◆ **RECORDED DATA**
— Begin —
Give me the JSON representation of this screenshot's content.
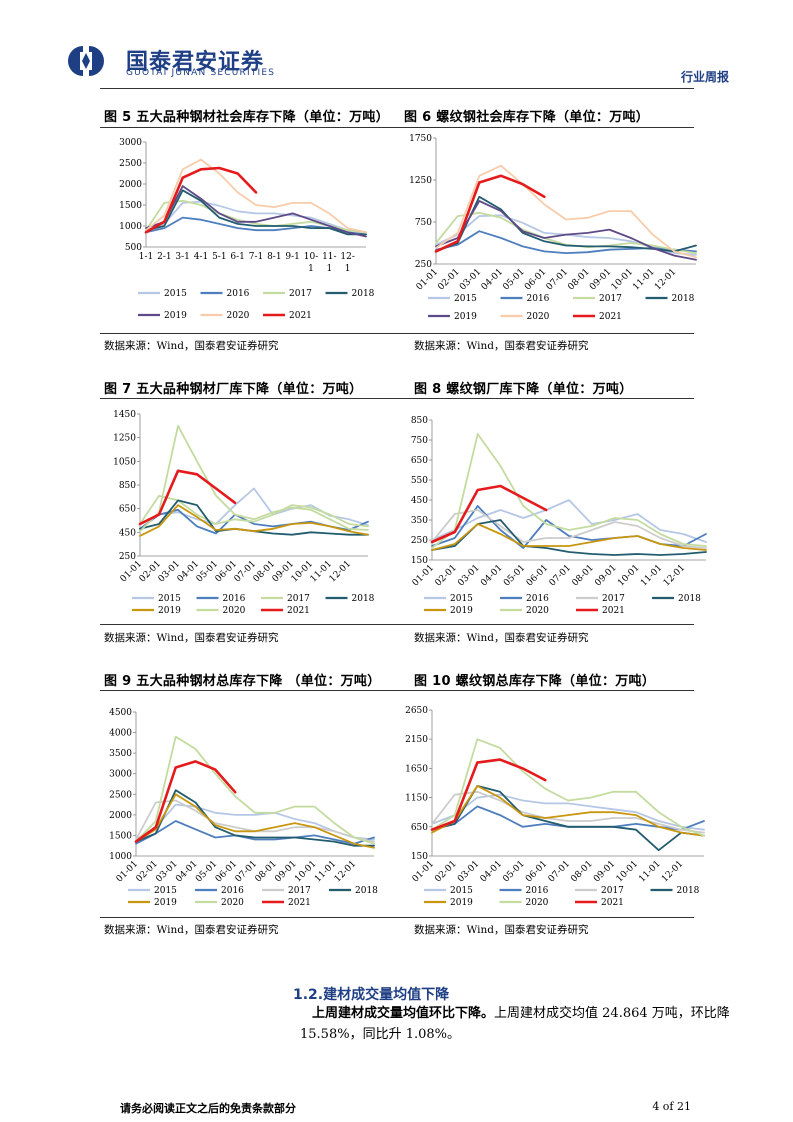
{
  "header": {
    "brand_cn": "国泰君安证券",
    "brand_en": "GUOTAI JUNAN SECURITIES",
    "report_type": "行业周报",
    "colors": {
      "brand": "#1f3f85"
    }
  },
  "source_text": "数据来源：Wind，国泰君安证券研究",
  "chart_data": [
    {
      "id": "fig5",
      "type": "line",
      "title": "图 5 五大品种钢材社会库存下降（单位：万吨）",
      "xlabels": [
        "1-1",
        "2-1",
        "3-1",
        "4-1",
        "5-1",
        "6-1",
        "7-1",
        "8-1",
        "9-1",
        "10-1",
        "11-1",
        "12-1"
      ],
      "xlabels_wrapped": [
        [
          "1-1"
        ],
        [
          "2-1"
        ],
        [
          "3-1"
        ],
        [
          "4-1"
        ],
        [
          "5-1"
        ],
        [
          "6-1"
        ],
        [
          "7-1"
        ],
        [
          "8-1"
        ],
        [
          "9-1"
        ],
        [
          "10-",
          "1"
        ],
        [
          "11-",
          "1"
        ],
        [
          "12-",
          "1"
        ]
      ],
      "ylim": [
        500,
        3000
      ],
      "yticks": [
        500,
        1000,
        1500,
        2000,
        2500,
        3000
      ],
      "legend_rows": [
        [
          "2015",
          "2016",
          "2017",
          "2018"
        ],
        [
          "2019",
          "2020",
          "2021"
        ]
      ],
      "series": [
        {
          "name": "2015",
          "color": "#b5c7e5",
          "values": [
            900,
            1050,
            1550,
            1580,
            1480,
            1350,
            1300,
            1300,
            1250,
            1200,
            1050,
            900,
            850
          ]
        },
        {
          "name": "2016",
          "color": "#4e7ebd",
          "values": [
            850,
            950,
            1200,
            1150,
            1050,
            950,
            900,
            900,
            950,
            1000,
            950,
            850,
            800
          ]
        },
        {
          "name": "2017",
          "color": "#c4dba0",
          "values": [
            900,
            1550,
            1600,
            1500,
            1300,
            1150,
            1050,
            1000,
            1050,
            1100,
            1000,
            900,
            850
          ]
        },
        {
          "name": "2018",
          "color": "#225c6e",
          "values": [
            900,
            1000,
            1850,
            1600,
            1200,
            1050,
            1000,
            1000,
            1000,
            950,
            950,
            800,
            800
          ]
        },
        {
          "name": "2019",
          "color": "#5d4a87",
          "values": [
            950,
            1100,
            1950,
            1650,
            1300,
            1100,
            1100,
            1200,
            1300,
            1150,
            1000,
            850,
            750
          ]
        },
        {
          "name": "2020",
          "color": "#f8ccaa",
          "values": [
            900,
            1250,
            2350,
            2580,
            2250,
            1800,
            1500,
            1450,
            1550,
            1550,
            1300,
            950,
            850
          ]
        },
        {
          "name": "2021",
          "color": "#e41a1c",
          "values": [
            850,
            1100,
            2150,
            2350,
            2380,
            2250,
            1800
          ]
        }
      ]
    },
    {
      "id": "fig6",
      "type": "line",
      "title": "图 6 螺纹钢社会库存下降（单位：万吨）",
      "xlabels": [
        "01-01",
        "02-01",
        "03-01",
        "04-01",
        "05-01",
        "06-01",
        "07-01",
        "08-01",
        "09-01",
        "10-01",
        "11-01",
        "12-01"
      ],
      "ylim": [
        250,
        1750
      ],
      "yticks": [
        250,
        750,
        1250,
        1750
      ],
      "legend_rows": [
        [
          "2015",
          "2016",
          "2017",
          "2018"
        ],
        [
          "2019",
          "2020",
          "2021"
        ]
      ],
      "series": [
        {
          "name": "2015",
          "color": "#b5c7e5",
          "values": [
            480,
            600,
            820,
            830,
            740,
            620,
            600,
            570,
            560,
            520,
            450,
            380,
            360
          ]
        },
        {
          "name": "2016",
          "color": "#4e7ebd",
          "values": [
            420,
            480,
            640,
            560,
            460,
            400,
            380,
            390,
            420,
            430,
            440,
            420,
            400
          ]
        },
        {
          "name": "2017",
          "color": "#c4dba0",
          "values": [
            500,
            820,
            860,
            800,
            660,
            560,
            480,
            450,
            470,
            500,
            470,
            420,
            380
          ]
        },
        {
          "name": "2018",
          "color": "#225c6e",
          "values": [
            400,
            500,
            1050,
            900,
            620,
            520,
            470,
            460,
            460,
            450,
            430,
            400,
            470
          ]
        },
        {
          "name": "2019",
          "color": "#5d4a87",
          "values": [
            460,
            560,
            1000,
            880,
            640,
            560,
            600,
            620,
            660,
            560,
            440,
            350,
            300
          ]
        },
        {
          "name": "2020",
          "color": "#f8ccaa",
          "values": [
            440,
            620,
            1300,
            1420,
            1200,
            960,
            780,
            800,
            880,
            880,
            600,
            400,
            330
          ]
        },
        {
          "name": "2021",
          "color": "#e41a1c",
          "values": [
            400,
            520,
            1220,
            1300,
            1200,
            1050
          ]
        }
      ]
    },
    {
      "id": "fig7",
      "type": "line",
      "title": "图 7 五大品种钢材厂库下降（单位：万吨）",
      "xlabels": [
        "01-01",
        "02-01",
        "03-01",
        "04-01",
        "05-01",
        "06-01",
        "07-01",
        "08-01",
        "09-01",
        "10-01",
        "11-01",
        "12-01"
      ],
      "ylim": [
        250,
        1450
      ],
      "yticks": [
        250,
        450,
        650,
        850,
        1050,
        1250,
        1450
      ],
      "legend_rows": [
        [
          "2015",
          "2016",
          "2017",
          "2018"
        ],
        [
          "2019",
          "2020",
          "2021"
        ]
      ],
      "series": [
        {
          "name": "2015",
          "color": "#b5c7e5",
          "values": [
            520,
            600,
            620,
            560,
            520,
            680,
            820,
            600,
            650,
            680,
            590,
            560,
            510
          ]
        },
        {
          "name": "2016",
          "color": "#4e7ebd",
          "values": [
            480,
            600,
            640,
            500,
            440,
            600,
            520,
            500,
            520,
            540,
            500,
            470,
            540
          ]
        },
        {
          "name": "2017",
          "color": "#c4dba0",
          "values": [
            520,
            760,
            720,
            600,
            520,
            560,
            540,
            600,
            680,
            660,
            600,
            520,
            500
          ]
        },
        {
          "name": "2018",
          "color": "#225c6e",
          "values": [
            480,
            520,
            720,
            680,
            460,
            480,
            460,
            440,
            430,
            450,
            440,
            430,
            430
          ]
        },
        {
          "name": "2019",
          "color": "#c8960f",
          "values": [
            420,
            500,
            680,
            580,
            470,
            480,
            460,
            480,
            520,
            530,
            500,
            460,
            430
          ]
        },
        {
          "name": "2020",
          "color": "#c4dba0",
          "values": [
            460,
            620,
            1350,
            1050,
            760,
            600,
            560,
            620,
            660,
            640,
            560,
            480,
            470
          ]
        },
        {
          "name": "2021",
          "color": "#e41a1c",
          "values": [
            520,
            600,
            970,
            940,
            820,
            700
          ]
        }
      ]
    },
    {
      "id": "fig8",
      "type": "line",
      "title": "图 8 螺纹钢厂库下降（单位：万吨）",
      "xlabels": [
        "01-01",
        "02-01",
        "03-01",
        "04-01",
        "05-01",
        "06-01",
        "07-01",
        "08-01",
        "09-01",
        "10-01",
        "11-01",
        "12-01"
      ],
      "ylim": [
        150,
        850
      ],
      "yticks": [
        150,
        250,
        350,
        450,
        550,
        650,
        750,
        850
      ],
      "legend_rows": [
        [
          "2015",
          "2016",
          "2017",
          "2018"
        ],
        [
          "2019",
          "2020",
          "2021"
        ]
      ],
      "series": [
        {
          "name": "2015",
          "color": "#b5c7e5",
          "values": [
            250,
            300,
            360,
            400,
            360,
            400,
            450,
            330,
            350,
            380,
            300,
            280,
            240
          ]
        },
        {
          "name": "2016",
          "color": "#4e7ebd",
          "values": [
            220,
            260,
            420,
            300,
            210,
            350,
            270,
            250,
            260,
            270,
            230,
            220,
            280
          ]
        },
        {
          "name": "2017",
          "color": "#cccccc",
          "values": [
            240,
            380,
            400,
            320,
            240,
            260,
            260,
            300,
            340,
            320,
            260,
            220,
            210
          ]
        },
        {
          "name": "2018",
          "color": "#225c6e",
          "values": [
            200,
            220,
            330,
            350,
            220,
            210,
            190,
            180,
            175,
            180,
            175,
            180,
            190
          ]
        },
        {
          "name": "2019",
          "color": "#c8960f",
          "values": [
            200,
            230,
            330,
            280,
            220,
            220,
            220,
            240,
            260,
            270,
            230,
            210,
            200
          ]
        },
        {
          "name": "2020",
          "color": "#c4dba0",
          "values": [
            210,
            300,
            780,
            620,
            420,
            330,
            300,
            320,
            360,
            350,
            280,
            230,
            220
          ]
        },
        {
          "name": "2021",
          "color": "#e41a1c",
          "values": [
            240,
            290,
            500,
            520,
            460,
            400
          ]
        }
      ]
    },
    {
      "id": "fig9",
      "type": "line",
      "title": "图 9 五大品种钢材总库存下降 （单位：万吨）",
      "xlabels": [
        "01-01",
        "02-01",
        "03-01",
        "04-01",
        "05-01",
        "06-01",
        "07-01",
        "08-01",
        "09-01",
        "10-01",
        "11-01",
        "12-01"
      ],
      "ylim": [
        1000,
        4500
      ],
      "yticks": [
        1000,
        1500,
        2000,
        2500,
        3000,
        3500,
        4000,
        4500
      ],
      "legend_rows": [
        [
          "2015",
          "2016",
          "2017",
          "2018"
        ],
        [
          "2019",
          "2020",
          "2021"
        ]
      ],
      "series": [
        {
          "name": "2015",
          "color": "#b5c7e5",
          "values": [
            1400,
            1700,
            2250,
            2200,
            2050,
            2000,
            2000,
            2050,
            1900,
            1800,
            1600,
            1450,
            1400
          ]
        },
        {
          "name": "2016",
          "color": "#4e7ebd",
          "values": [
            1300,
            1550,
            1850,
            1650,
            1450,
            1500,
            1400,
            1400,
            1450,
            1500,
            1400,
            1300,
            1450
          ]
        },
        {
          "name": "2017",
          "color": "#cccccc",
          "values": [
            1400,
            2300,
            2350,
            2100,
            1800,
            1700,
            1600,
            1600,
            1700,
            1700,
            1600,
            1450,
            1350
          ]
        },
        {
          "name": "2018",
          "color": "#225c6e",
          "values": [
            1350,
            1550,
            2600,
            2300,
            1700,
            1500,
            1450,
            1450,
            1450,
            1400,
            1350,
            1250,
            1250
          ]
        },
        {
          "name": "2019",
          "color": "#c8960f",
          "values": [
            1350,
            1650,
            2500,
            2200,
            1750,
            1600,
            1600,
            1700,
            1800,
            1700,
            1500,
            1300,
            1200
          ]
        },
        {
          "name": "2020",
          "color": "#c4dba0",
          "values": [
            1350,
            1850,
            3900,
            3600,
            3000,
            2450,
            2050,
            2050,
            2200,
            2200,
            1800,
            1450,
            1300
          ]
        },
        {
          "name": "2021",
          "color": "#e41a1c",
          "values": [
            1350,
            1700,
            3150,
            3300,
            3100,
            2550
          ]
        }
      ]
    },
    {
      "id": "fig10",
      "type": "line",
      "title": "图 10 螺纹钢总库存下降（单位：万吨）",
      "xlabels": [
        "01-01",
        "02-01",
        "03-01",
        "04-01",
        "05-01",
        "06-01",
        "07-01",
        "08-01",
        "09-01",
        "10-01",
        "11-01",
        "12-01"
      ],
      "ylim": [
        150,
        2650
      ],
      "yticks": [
        150,
        650,
        1150,
        1650,
        2150,
        2650
      ],
      "legend_rows": [
        [
          "2015",
          "2016",
          "2017",
          "2018"
        ],
        [
          "2019",
          "2020",
          "2021"
        ]
      ],
      "series": [
        {
          "name": "2015",
          "color": "#b5c7e5",
          "values": [
            700,
            850,
            1150,
            1200,
            1100,
            1050,
            1050,
            1000,
            950,
            900,
            750,
            650,
            600
          ]
        },
        {
          "name": "2016",
          "color": "#4e7ebd",
          "values": [
            600,
            700,
            1000,
            850,
            650,
            700,
            650,
            650,
            650,
            700,
            650,
            600,
            750
          ]
        },
        {
          "name": "2017",
          "color": "#cccccc",
          "values": [
            700,
            1200,
            1250,
            1100,
            900,
            800,
            750,
            750,
            800,
            800,
            700,
            600,
            550
          ]
        },
        {
          "name": "2018",
          "color": "#225c6e",
          "values": [
            600,
            700,
            1350,
            1250,
            850,
            750,
            650,
            650,
            650,
            600,
            250,
            550,
            500
          ]
        },
        {
          "name": "2019",
          "color": "#c8960f",
          "values": [
            550,
            750,
            1350,
            1150,
            850,
            800,
            850,
            900,
            900,
            850,
            650,
            550,
            500
          ]
        },
        {
          "name": "2020",
          "color": "#c4dba0",
          "values": [
            600,
            850,
            2150,
            2000,
            1600,
            1300,
            1100,
            1150,
            1250,
            1250,
            900,
            650,
            500
          ]
        },
        {
          "name": "2021",
          "color": "#e41a1c",
          "values": [
            600,
            750,
            1750,
            1800,
            1650,
            1450
          ]
        }
      ]
    }
  ],
  "section": {
    "title": "1.2.建材成交量均值下降",
    "lead": "上周建材成交量均值环比下降。",
    "body1": "上周建材成交均值 24.864 万吨，环比降",
    "body2": "15.58%，同比升 1.08%。"
  },
  "footer": {
    "disclaimer": "请务必阅读正文之后的免责条款部分",
    "page": "4 of 21"
  }
}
— End —
◆ **AIM OF THE TASK**
How many lines in the data contain the string "title"? Respond with the number only.

◆ **ANSWER TO THE TASK**
7